Dataset entries on figures
* start *

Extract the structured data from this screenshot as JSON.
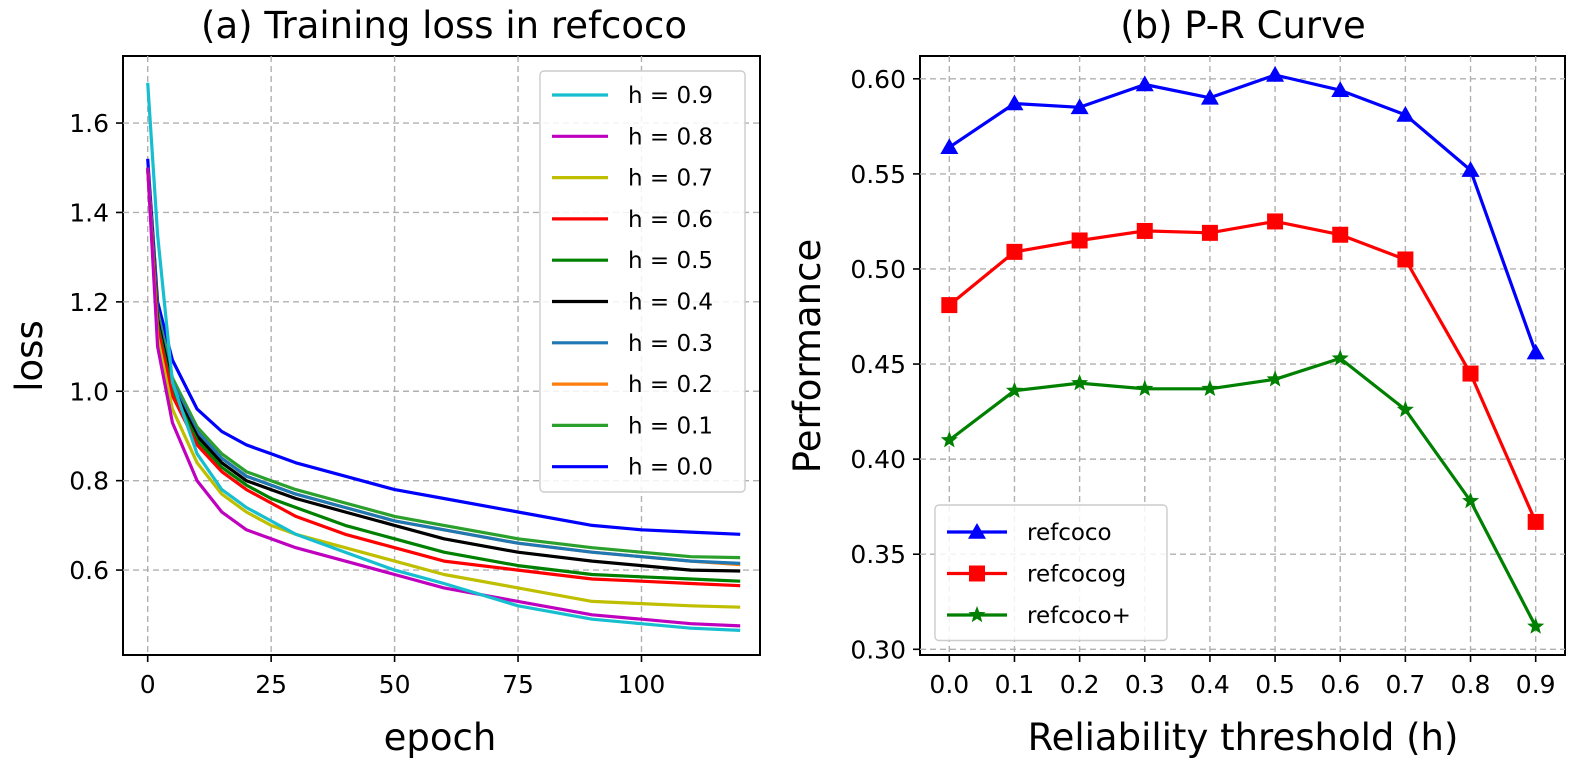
{
  "chart_data": [
    {
      "type": "line",
      "title": "(a) Training loss in refcoco",
      "xlabel": "epoch",
      "ylabel": "loss",
      "xlim": [
        -5,
        124
      ],
      "ylim": [
        0.41,
        1.75
      ],
      "xticks": [
        0,
        25,
        50,
        75,
        100
      ],
      "yticks": [
        0.6,
        0.8,
        1.0,
        1.2,
        1.4,
        1.6
      ],
      "ytick_labels": [
        "0.6",
        "0.8",
        "1.0",
        "1.2",
        "1.4",
        "1.6"
      ],
      "grid": true,
      "legend_position": "top-right",
      "series": [
        {
          "name": "h = 0.9",
          "color": "#17becf",
          "x": [
            0,
            2,
            5,
            10,
            15,
            20,
            25,
            30,
            40,
            50,
            60,
            75,
            90,
            100,
            110,
            120
          ],
          "values": [
            1.69,
            1.35,
            1.02,
            0.86,
            0.78,
            0.74,
            0.71,
            0.68,
            0.64,
            0.6,
            0.57,
            0.52,
            0.49,
            0.48,
            0.47,
            0.465
          ]
        },
        {
          "name": "h = 0.8",
          "color": "#bf00bf",
          "x": [
            0,
            2,
            5,
            10,
            15,
            20,
            25,
            30,
            40,
            50,
            60,
            75,
            90,
            100,
            110,
            120
          ],
          "values": [
            1.5,
            1.1,
            0.93,
            0.8,
            0.73,
            0.69,
            0.67,
            0.65,
            0.62,
            0.59,
            0.56,
            0.53,
            0.5,
            0.49,
            0.48,
            0.475
          ]
        },
        {
          "name": "h = 0.7",
          "color": "#bfbf00",
          "x": [
            0,
            2,
            5,
            10,
            15,
            20,
            25,
            30,
            40,
            50,
            60,
            75,
            90,
            100,
            110,
            120
          ],
          "values": [
            1.5,
            1.12,
            0.96,
            0.84,
            0.77,
            0.73,
            0.7,
            0.68,
            0.65,
            0.62,
            0.59,
            0.56,
            0.53,
            0.525,
            0.52,
            0.517
          ]
        },
        {
          "name": "h = 0.6",
          "color": "#ff0000",
          "x": [
            0,
            2,
            5,
            10,
            15,
            20,
            25,
            30,
            40,
            50,
            60,
            75,
            90,
            100,
            110,
            120
          ],
          "values": [
            1.5,
            1.14,
            0.99,
            0.88,
            0.82,
            0.78,
            0.75,
            0.72,
            0.68,
            0.65,
            0.62,
            0.6,
            0.58,
            0.575,
            0.57,
            0.565
          ]
        },
        {
          "name": "h = 0.5",
          "color": "#008000",
          "x": [
            0,
            2,
            5,
            10,
            15,
            20,
            25,
            30,
            40,
            50,
            60,
            75,
            90,
            100,
            110,
            120
          ],
          "values": [
            1.5,
            1.15,
            1.0,
            0.89,
            0.83,
            0.79,
            0.76,
            0.74,
            0.7,
            0.67,
            0.64,
            0.61,
            0.59,
            0.585,
            0.58,
            0.575
          ]
        },
        {
          "name": "h = 0.4",
          "color": "#000000",
          "x": [
            0,
            2,
            5,
            10,
            15,
            20,
            25,
            30,
            40,
            50,
            60,
            75,
            90,
            100,
            110,
            120
          ],
          "values": [
            1.5,
            1.16,
            1.01,
            0.9,
            0.84,
            0.8,
            0.78,
            0.76,
            0.73,
            0.7,
            0.67,
            0.64,
            0.62,
            0.61,
            0.6,
            0.598
          ]
        },
        {
          "name": "h = 0.3",
          "color": "#1f77b4",
          "x": [
            0,
            2,
            5,
            10,
            15,
            20,
            25,
            30,
            40,
            50,
            60,
            75,
            90,
            100,
            110,
            120
          ],
          "values": [
            1.5,
            1.17,
            1.02,
            0.91,
            0.85,
            0.81,
            0.79,
            0.77,
            0.74,
            0.71,
            0.69,
            0.66,
            0.64,
            0.63,
            0.62,
            0.615
          ]
        },
        {
          "name": "h = 0.2",
          "color": "#ff7f0e",
          "x": [
            0,
            2,
            5,
            10,
            15,
            20,
            25,
            30,
            40,
            50,
            60,
            75,
            90,
            100,
            110,
            120
          ],
          "values": [
            1.5,
            1.17,
            1.02,
            0.91,
            0.85,
            0.81,
            0.79,
            0.77,
            0.74,
            0.71,
            0.69,
            0.66,
            0.64,
            0.63,
            0.62,
            0.612
          ]
        },
        {
          "name": "h = 0.1",
          "color": "#2ca02c",
          "x": [
            0,
            2,
            5,
            10,
            15,
            20,
            25,
            30,
            40,
            50,
            60,
            75,
            90,
            100,
            110,
            120
          ],
          "values": [
            1.5,
            1.18,
            1.03,
            0.92,
            0.86,
            0.82,
            0.8,
            0.78,
            0.75,
            0.72,
            0.7,
            0.67,
            0.65,
            0.64,
            0.63,
            0.628
          ]
        },
        {
          "name": "h = 0.0",
          "color": "#0000ff",
          "x": [
            0,
            2,
            5,
            10,
            15,
            20,
            25,
            30,
            40,
            50,
            60,
            75,
            90,
            100,
            110,
            120
          ],
          "values": [
            1.52,
            1.2,
            1.07,
            0.96,
            0.91,
            0.88,
            0.86,
            0.84,
            0.81,
            0.78,
            0.76,
            0.73,
            0.7,
            0.69,
            0.685,
            0.68
          ]
        }
      ]
    },
    {
      "type": "line",
      "title": "(b) P-R Curve",
      "xlabel": "Reliability threshold (h)",
      "ylabel": "Performance",
      "categories": [
        "0.0",
        "0.1",
        "0.2",
        "0.3",
        "0.4",
        "0.5",
        "0.6",
        "0.7",
        "0.8",
        "0.9"
      ],
      "x": [
        0.0,
        0.1,
        0.2,
        0.3,
        0.4,
        0.5,
        0.6,
        0.7,
        0.8,
        0.9
      ],
      "xlim": [
        -0.045,
        0.945
      ],
      "ylim": [
        0.297,
        0.612
      ],
      "yticks": [
        0.3,
        0.35,
        0.4,
        0.45,
        0.5,
        0.55,
        0.6
      ],
      "ytick_labels": [
        "0.30",
        "0.35",
        "0.40",
        "0.45",
        "0.50",
        "0.55",
        "0.60"
      ],
      "grid": true,
      "legend_position": "bottom-left",
      "series": [
        {
          "name": "refcoco",
          "color": "#0000ff",
          "marker": "triangle",
          "values": [
            0.564,
            0.587,
            0.585,
            0.597,
            0.59,
            0.602,
            0.594,
            0.581,
            0.552,
            0.456
          ]
        },
        {
          "name": "refcocog",
          "color": "#ff0000",
          "marker": "square",
          "values": [
            0.481,
            0.509,
            0.515,
            0.52,
            0.519,
            0.525,
            0.518,
            0.505,
            0.445,
            0.367
          ]
        },
        {
          "name": "refcoco+",
          "color": "#008000",
          "marker": "star",
          "values": [
            0.41,
            0.436,
            0.44,
            0.437,
            0.437,
            0.442,
            0.453,
            0.426,
            0.378,
            0.312
          ]
        }
      ]
    }
  ]
}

* end *

* [Direction] Reproduce the data verbatim. Do not carry any picture into the copy.

* [Task result]
Extract the structured data from this screenshot as JSON.
{
  "chart_data": [
    {
      "type": "line",
      "title": "(a) Training loss in refcoco",
      "xlabel": "epoch",
      "ylabel": "loss",
      "xlim": [
        -5,
        124
      ],
      "ylim": [
        0.41,
        1.75
      ],
      "xticks": [
        0,
        25,
        50,
        75,
        100
      ],
      "yticks": [
        0.6,
        0.8,
        1.0,
        1.2,
        1.4,
        1.6
      ],
      "ytick_labels": [
        "0.6",
        "0.8",
        "1.0",
        "1.2",
        "1.4",
        "1.6"
      ],
      "grid": true,
      "legend_position": "top-right",
      "series": [
        {
          "name": "h = 0.9",
          "color": "#17becf",
          "x": [
            0,
            2,
            5,
            10,
            15,
            20,
            25,
            30,
            40,
            50,
            60,
            75,
            90,
            100,
            110,
            120
          ],
          "values": [
            1.69,
            1.35,
            1.02,
            0.86,
            0.78,
            0.74,
            0.71,
            0.68,
            0.64,
            0.6,
            0.57,
            0.52,
            0.49,
            0.48,
            0.47,
            0.465
          ]
        },
        {
          "name": "h = 0.8",
          "color": "#bf00bf",
          "x": [
            0,
            2,
            5,
            10,
            15,
            20,
            25,
            30,
            40,
            50,
            60,
            75,
            90,
            100,
            110,
            120
          ],
          "values": [
            1.5,
            1.1,
            0.93,
            0.8,
            0.73,
            0.69,
            0.67,
            0.65,
            0.62,
            0.59,
            0.56,
            0.53,
            0.5,
            0.49,
            0.48,
            0.475
          ]
        },
        {
          "name": "h = 0.7",
          "color": "#bfbf00",
          "x": [
            0,
            2,
            5,
            10,
            15,
            20,
            25,
            30,
            40,
            50,
            60,
            75,
            90,
            100,
            110,
            120
          ],
          "values": [
            1.5,
            1.12,
            0.96,
            0.84,
            0.77,
            0.73,
            0.7,
            0.68,
            0.65,
            0.62,
            0.59,
            0.56,
            0.53,
            0.525,
            0.52,
            0.517
          ]
        },
        {
          "name": "h = 0.6",
          "color": "#ff0000",
          "x": [
            0,
            2,
            5,
            10,
            15,
            20,
            25,
            30,
            40,
            50,
            60,
            75,
            90,
            100,
            110,
            120
          ],
          "values": [
            1.5,
            1.14,
            0.99,
            0.88,
            0.82,
            0.78,
            0.75,
            0.72,
            0.68,
            0.65,
            0.62,
            0.6,
            0.58,
            0.575,
            0.57,
            0.565
          ]
        },
        {
          "name": "h = 0.5",
          "color": "#008000",
          "x": [
            0,
            2,
            5,
            10,
            15,
            20,
            25,
            30,
            40,
            50,
            60,
            75,
            90,
            100,
            110,
            120
          ],
          "values": [
            1.5,
            1.15,
            1.0,
            0.89,
            0.83,
            0.79,
            0.76,
            0.74,
            0.7,
            0.67,
            0.64,
            0.61,
            0.59,
            0.585,
            0.58,
            0.575
          ]
        },
        {
          "name": "h = 0.4",
          "color": "#000000",
          "x": [
            0,
            2,
            5,
            10,
            15,
            20,
            25,
            30,
            40,
            50,
            60,
            75,
            90,
            100,
            110,
            120
          ],
          "values": [
            1.5,
            1.16,
            1.01,
            0.9,
            0.84,
            0.8,
            0.78,
            0.76,
            0.73,
            0.7,
            0.67,
            0.64,
            0.62,
            0.61,
            0.6,
            0.598
          ]
        },
        {
          "name": "h = 0.3",
          "color": "#1f77b4",
          "x": [
            0,
            2,
            5,
            10,
            15,
            20,
            25,
            30,
            40,
            50,
            60,
            75,
            90,
            100,
            110,
            120
          ],
          "values": [
            1.5,
            1.17,
            1.02,
            0.91,
            0.85,
            0.81,
            0.79,
            0.77,
            0.74,
            0.71,
            0.69,
            0.66,
            0.64,
            0.63,
            0.62,
            0.615
          ]
        },
        {
          "name": "h = 0.2",
          "color": "#ff7f0e",
          "x": [
            0,
            2,
            5,
            10,
            15,
            20,
            25,
            30,
            40,
            50,
            60,
            75,
            90,
            100,
            110,
            120
          ],
          "values": [
            1.5,
            1.17,
            1.02,
            0.91,
            0.85,
            0.81,
            0.79,
            0.77,
            0.74,
            0.71,
            0.69,
            0.66,
            0.64,
            0.63,
            0.62,
            0.612
          ]
        },
        {
          "name": "h = 0.1",
          "color": "#2ca02c",
          "x": [
            0,
            2,
            5,
            10,
            15,
            20,
            25,
            30,
            40,
            50,
            60,
            75,
            90,
            100,
            110,
            120
          ],
          "values": [
            1.5,
            1.18,
            1.03,
            0.92,
            0.86,
            0.82,
            0.8,
            0.78,
            0.75,
            0.72,
            0.7,
            0.67,
            0.65,
            0.64,
            0.63,
            0.628
          ]
        },
        {
          "name": "h = 0.0",
          "color": "#0000ff",
          "x": [
            0,
            2,
            5,
            10,
            15,
            20,
            25,
            30,
            40,
            50,
            60,
            75,
            90,
            100,
            110,
            120
          ],
          "values": [
            1.52,
            1.2,
            1.07,
            0.96,
            0.91,
            0.88,
            0.86,
            0.84,
            0.81,
            0.78,
            0.76,
            0.73,
            0.7,
            0.69,
            0.685,
            0.68
          ]
        }
      ]
    },
    {
      "type": "line",
      "title": "(b) P-R Curve",
      "xlabel": "Reliability threshold (h)",
      "ylabel": "Performance",
      "categories": [
        "0.0",
        "0.1",
        "0.2",
        "0.3",
        "0.4",
        "0.5",
        "0.6",
        "0.7",
        "0.8",
        "0.9"
      ],
      "x": [
        0.0,
        0.1,
        0.2,
        0.3,
        0.4,
        0.5,
        0.6,
        0.7,
        0.8,
        0.9
      ],
      "xlim": [
        -0.045,
        0.945
      ],
      "ylim": [
        0.297,
        0.612
      ],
      "yticks": [
        0.3,
        0.35,
        0.4,
        0.45,
        0.5,
        0.55,
        0.6
      ],
      "ytick_labels": [
        "0.30",
        "0.35",
        "0.40",
        "0.45",
        "0.50",
        "0.55",
        "0.60"
      ],
      "grid": true,
      "legend_position": "bottom-left",
      "series": [
        {
          "name": "refcoco",
          "color": "#0000ff",
          "marker": "triangle",
          "values": [
            0.564,
            0.587,
            0.585,
            0.597,
            0.59,
            0.602,
            0.594,
            0.581,
            0.552,
            0.456
          ]
        },
        {
          "name": "refcocog",
          "color": "#ff0000",
          "marker": "square",
          "values": [
            0.481,
            0.509,
            0.515,
            0.52,
            0.519,
            0.525,
            0.518,
            0.505,
            0.445,
            0.367
          ]
        },
        {
          "name": "refcoco+",
          "color": "#008000",
          "marker": "star",
          "values": [
            0.41,
            0.436,
            0.44,
            0.437,
            0.437,
            0.442,
            0.453,
            0.426,
            0.378,
            0.312
          ]
        }
      ]
    }
  ]
}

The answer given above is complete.